# The problem
Can you transcribe the data exactly? Leave the pictures out.

##### Recorded data #####

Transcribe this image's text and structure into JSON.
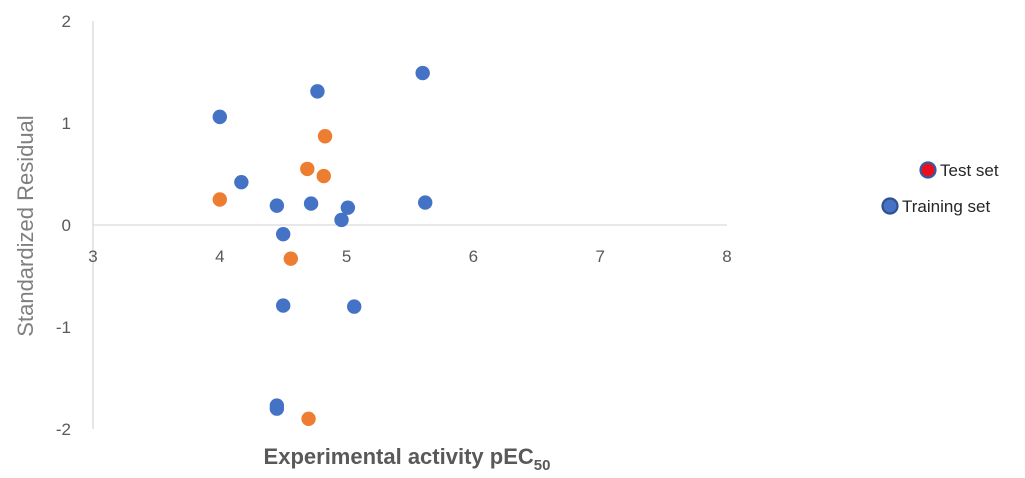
{
  "chart_data": {
    "type": "scatter",
    "xlabel": "Experimental activity pEC",
    "xlabel_sub": "50",
    "ylabel": "Standardized Residual",
    "xlim": [
      3,
      8
    ],
    "ylim": [
      -2,
      2
    ],
    "x_ticks": [
      "3",
      "4",
      "5",
      "6",
      "7",
      "8"
    ],
    "y_ticks": [
      "2",
      "1",
      "0",
      "-1",
      "-2"
    ],
    "grid": false,
    "legend_position": "right",
    "legend": [
      {
        "label": "Test set",
        "marker_fill": "#e8101c",
        "marker_edge": "#3a5a9c"
      },
      {
        "label": "Training set",
        "marker_fill": "#4472c4",
        "marker_edge": "#2f528f"
      }
    ],
    "series": [
      {
        "color": "#4472c4",
        "points": [
          [
            4.0,
            1.06
          ],
          [
            4.17,
            0.42
          ],
          [
            4.45,
            0.19
          ],
          [
            4.5,
            -0.09
          ],
          [
            4.5,
            -0.79
          ],
          [
            4.45,
            -1.77
          ],
          [
            4.45,
            -1.8
          ],
          [
            4.72,
            0.21
          ],
          [
            4.77,
            1.31
          ],
          [
            4.96,
            0.05
          ],
          [
            5.01,
            0.17
          ],
          [
            5.06,
            -0.8
          ],
          [
            5.6,
            1.49
          ],
          [
            5.62,
            0.22
          ]
        ]
      },
      {
        "color": "#ed7d31",
        "points": [
          [
            4.0,
            0.25
          ],
          [
            4.56,
            -0.33
          ],
          [
            4.69,
            0.55
          ],
          [
            4.7,
            -1.9
          ],
          [
            4.82,
            0.48
          ],
          [
            4.83,
            0.87
          ]
        ]
      }
    ]
  }
}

#####

# Reply
Transcribe this image's text and structure into JSON.
{
  "chart_data": {
    "type": "scatter",
    "xlabel": "Experimental activity pEC",
    "xlabel_sub": "50",
    "ylabel": "Standardized Residual",
    "xlim": [
      3,
      8
    ],
    "ylim": [
      -2,
      2
    ],
    "x_ticks": [
      "3",
      "4",
      "5",
      "6",
      "7",
      "8"
    ],
    "y_ticks": [
      "2",
      "1",
      "0",
      "-1",
      "-2"
    ],
    "grid": false,
    "legend_position": "right",
    "legend": [
      {
        "label": "Test set",
        "marker_fill": "#e8101c",
        "marker_edge": "#3a5a9c"
      },
      {
        "label": "Training set",
        "marker_fill": "#4472c4",
        "marker_edge": "#2f528f"
      }
    ],
    "series": [
      {
        "color": "#4472c4",
        "points": [
          [
            4.0,
            1.06
          ],
          [
            4.17,
            0.42
          ],
          [
            4.45,
            0.19
          ],
          [
            4.5,
            -0.09
          ],
          [
            4.5,
            -0.79
          ],
          [
            4.45,
            -1.77
          ],
          [
            4.45,
            -1.8
          ],
          [
            4.72,
            0.21
          ],
          [
            4.77,
            1.31
          ],
          [
            4.96,
            0.05
          ],
          [
            5.01,
            0.17
          ],
          [
            5.06,
            -0.8
          ],
          [
            5.6,
            1.49
          ],
          [
            5.62,
            0.22
          ]
        ]
      },
      {
        "color": "#ed7d31",
        "points": [
          [
            4.0,
            0.25
          ],
          [
            4.56,
            -0.33
          ],
          [
            4.69,
            0.55
          ],
          [
            4.7,
            -1.9
          ],
          [
            4.82,
            0.48
          ],
          [
            4.83,
            0.87
          ]
        ]
      }
    ]
  }
}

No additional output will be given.